## Input rows
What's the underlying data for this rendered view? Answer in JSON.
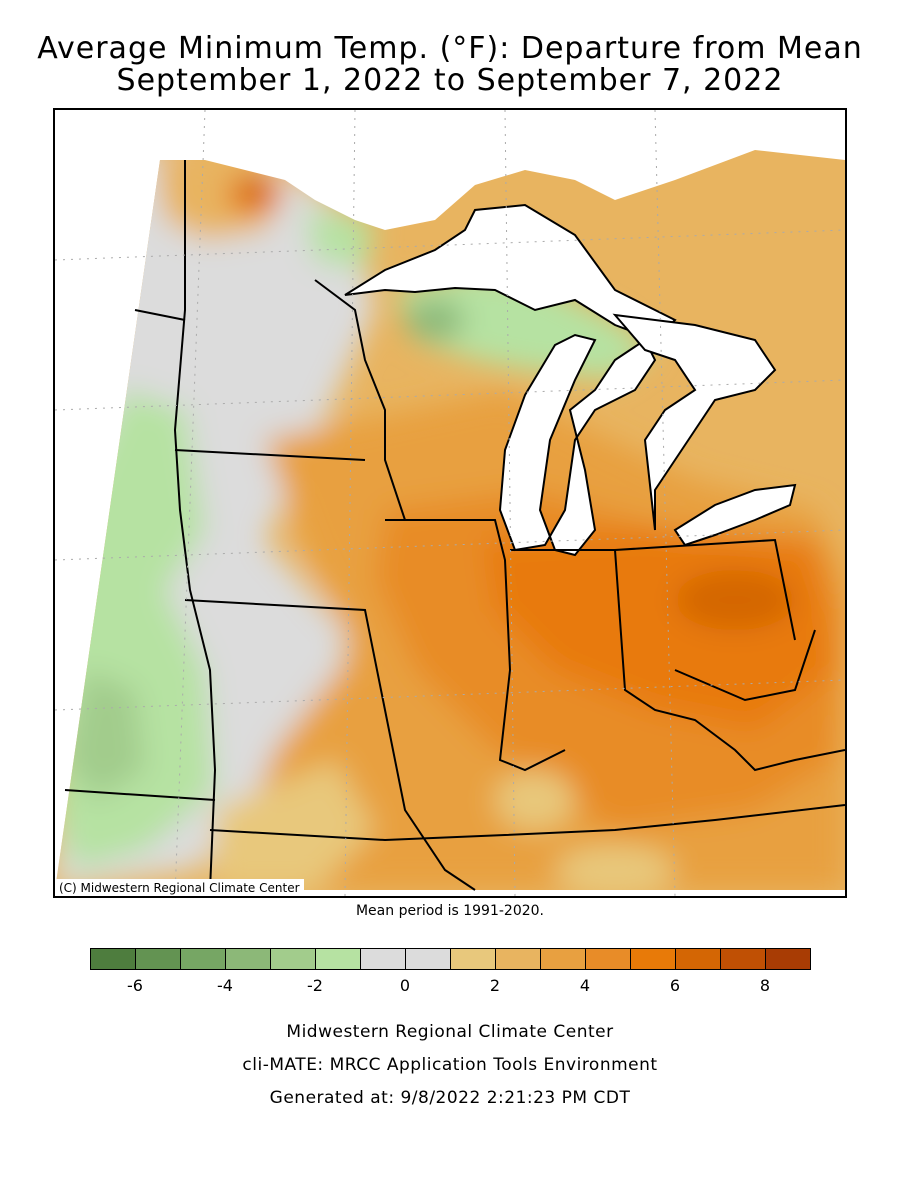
{
  "title_line1": "Average Minimum Temp. (°F): Departure from Mean",
  "title_line2": "September 1, 2022 to September 7, 2022",
  "map_credit": "(C) Midwestern Regional Climate Center",
  "mean_period": "Mean period is 1991-2020.",
  "legend": {
    "bins": [
      {
        "from": -7,
        "to": -6,
        "color": "#4e7d3e"
      },
      {
        "from": -6,
        "to": -5,
        "color": "#639352"
      },
      {
        "from": -5,
        "to": -4,
        "color": "#76a664"
      },
      {
        "from": -4,
        "to": -3,
        "color": "#8cb878"
      },
      {
        "from": -3,
        "to": -2,
        "color": "#a2cc8c"
      },
      {
        "from": -2,
        "to": -1,
        "color": "#b6e2a2"
      },
      {
        "from": -1,
        "to": 0,
        "color": "#dcdcdc"
      },
      {
        "from": 0,
        "to": 1,
        "color": "#dcdcdc"
      },
      {
        "from": 1,
        "to": 2,
        "color": "#e8c87c"
      },
      {
        "from": 2,
        "to": 3,
        "color": "#e8b460"
      },
      {
        "from": 3,
        "to": 4,
        "color": "#e8a040"
      },
      {
        "from": 4,
        "to": 5,
        "color": "#e88c28"
      },
      {
        "from": 5,
        "to": 6,
        "color": "#e87a08"
      },
      {
        "from": 6,
        "to": 7,
        "color": "#d46604"
      },
      {
        "from": 7,
        "to": 8,
        "color": "#c05004"
      },
      {
        "from": 8,
        "to": 9,
        "color": "#a83c04"
      }
    ],
    "tick_labels": [
      "-6",
      "-4",
      "-2",
      "0",
      "2",
      "4",
      "6",
      "8"
    ]
  },
  "footer": {
    "line1": "Midwestern Regional Climate Center",
    "line2": "cli-MATE: MRCC Application Tools Environment",
    "line3": "Generated at: 9/8/2022 2:21:23 PM CDT"
  }
}
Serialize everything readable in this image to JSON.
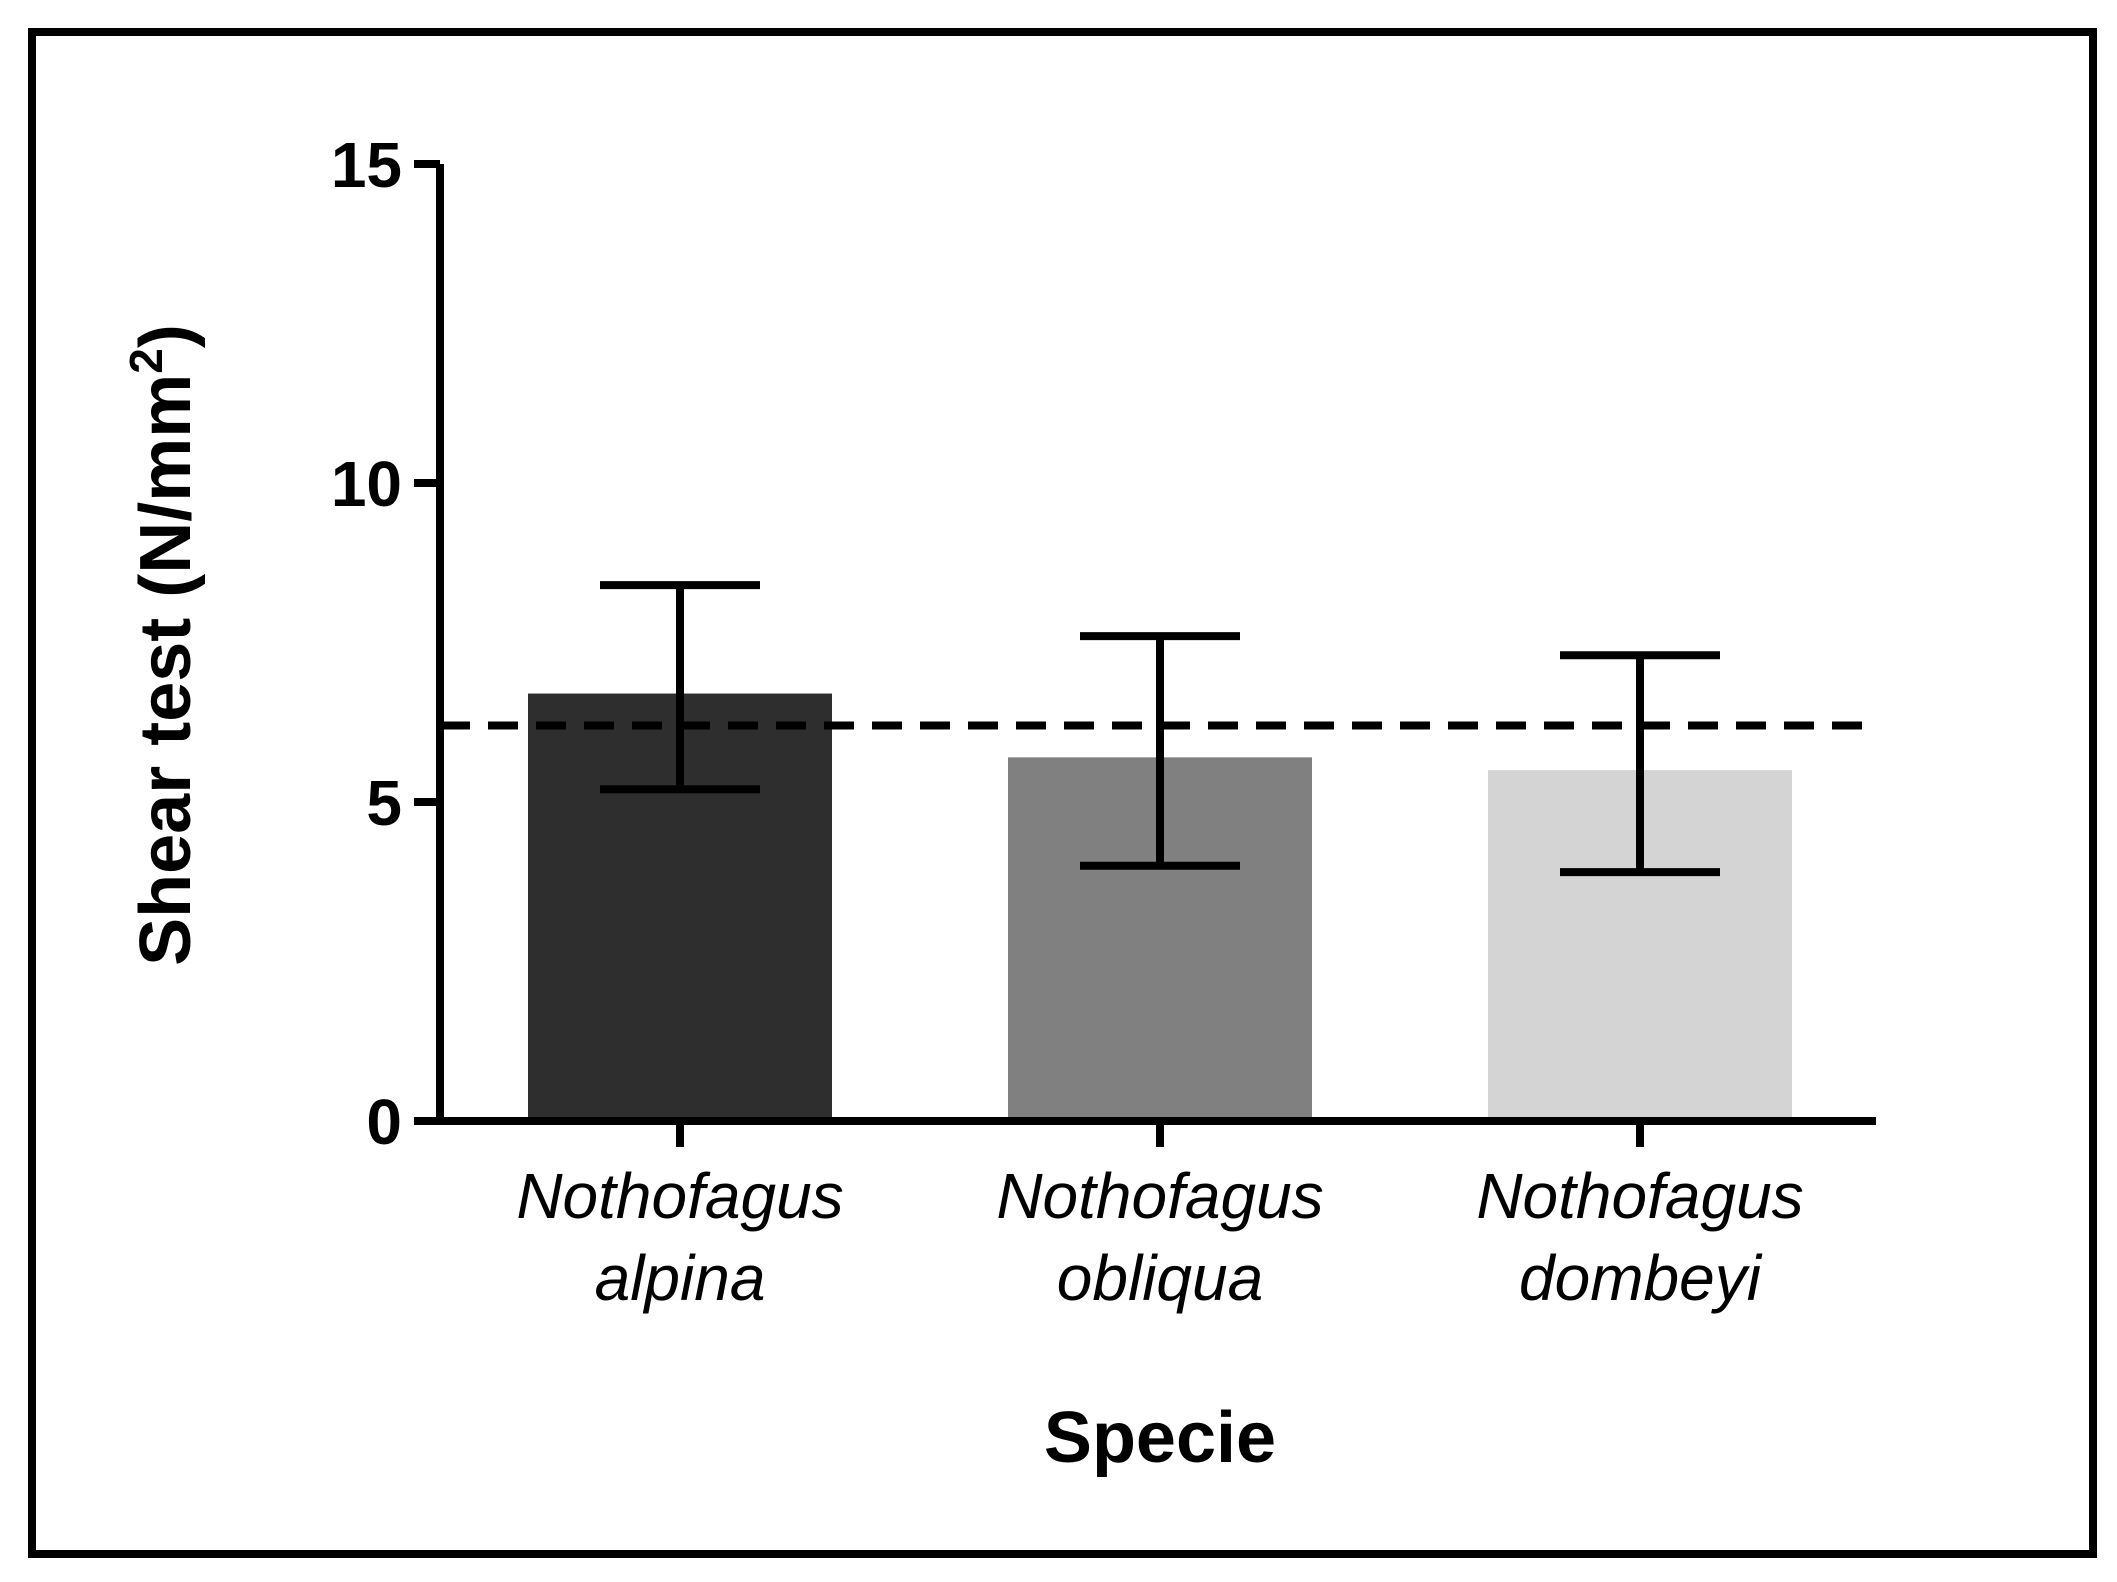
{
  "chart_data": {
    "type": "bar",
    "categories": [
      [
        "Nothofagus",
        "alpina"
      ],
      [
        "Nothofagus",
        "obliqua"
      ],
      [
        "Nothofagus",
        "dombeyi"
      ]
    ],
    "values": [
      6.7,
      5.7,
      5.5
    ],
    "error_upper": [
      8.4,
      7.6,
      7.3
    ],
    "error_lower": [
      5.2,
      4.0,
      3.9
    ],
    "bar_colors": [
      "#2e2e2e",
      "#808080",
      "#d4d4d4"
    ],
    "reference_line": 6.2,
    "yticks": [
      "0",
      "5",
      "10",
      "15"
    ],
    "ytick_values": [
      0,
      5,
      10,
      15
    ],
    "ylim": [
      0,
      15
    ],
    "xlabel": "Specie",
    "ylabel": "Shear test (N/mm",
    "ylabel_superscript": "2",
    "ylabel_close": ")",
    "grid": false
  }
}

## To do
Go through the preceding material and copy each line that has the word "Regional".

## Result for this exercise
  "map_credit": "(C) Midwestern Regional Climate Center",
    "line1": "Midwestern Regional Climate Center",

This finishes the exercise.